# Exercise directions:
Filter out everything except lines holding "военнослужащих".

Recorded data
----------

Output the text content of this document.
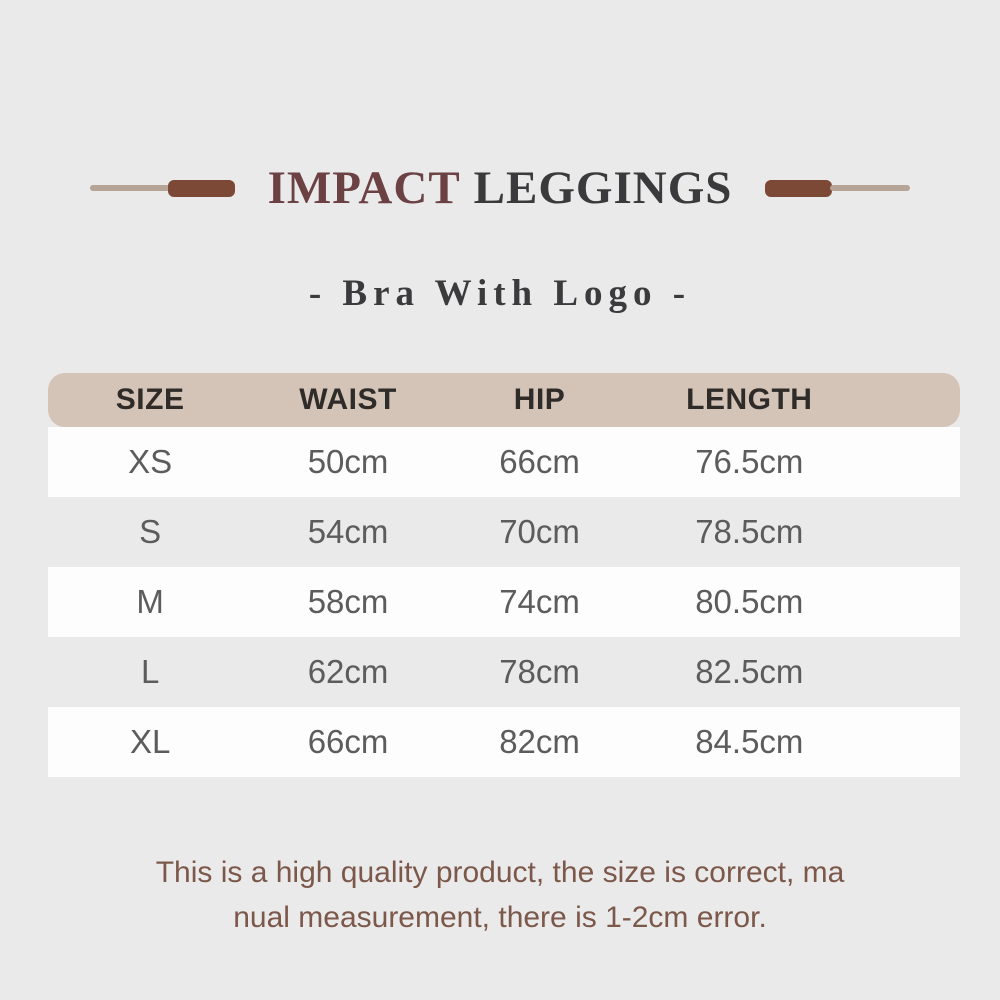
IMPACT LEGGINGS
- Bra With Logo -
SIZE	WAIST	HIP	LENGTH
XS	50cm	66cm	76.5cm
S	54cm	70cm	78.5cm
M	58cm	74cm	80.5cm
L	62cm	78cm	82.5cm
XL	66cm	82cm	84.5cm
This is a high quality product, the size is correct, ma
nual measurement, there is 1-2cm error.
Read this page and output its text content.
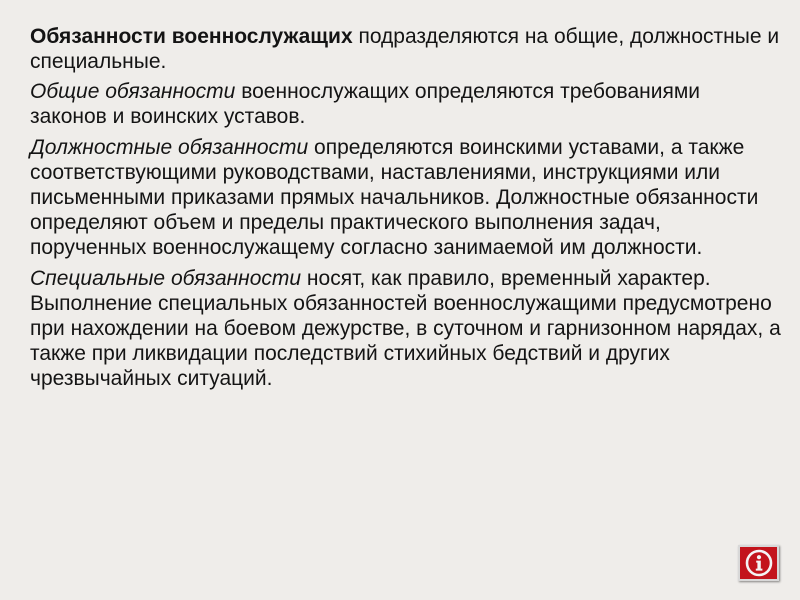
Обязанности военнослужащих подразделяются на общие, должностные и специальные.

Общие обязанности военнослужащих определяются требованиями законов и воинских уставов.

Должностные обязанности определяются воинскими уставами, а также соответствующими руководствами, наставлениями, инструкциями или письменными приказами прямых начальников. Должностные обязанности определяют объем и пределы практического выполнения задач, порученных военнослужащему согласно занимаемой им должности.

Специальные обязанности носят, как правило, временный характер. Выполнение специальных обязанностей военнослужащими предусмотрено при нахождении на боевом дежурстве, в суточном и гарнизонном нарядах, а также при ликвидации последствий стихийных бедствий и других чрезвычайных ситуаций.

----------

# Answer:
Обязанности военнослужащих подразделяются на общие, должностные и специальные.
Общие обязанности военнослужащих определяются требованиями законов и воинских уставов.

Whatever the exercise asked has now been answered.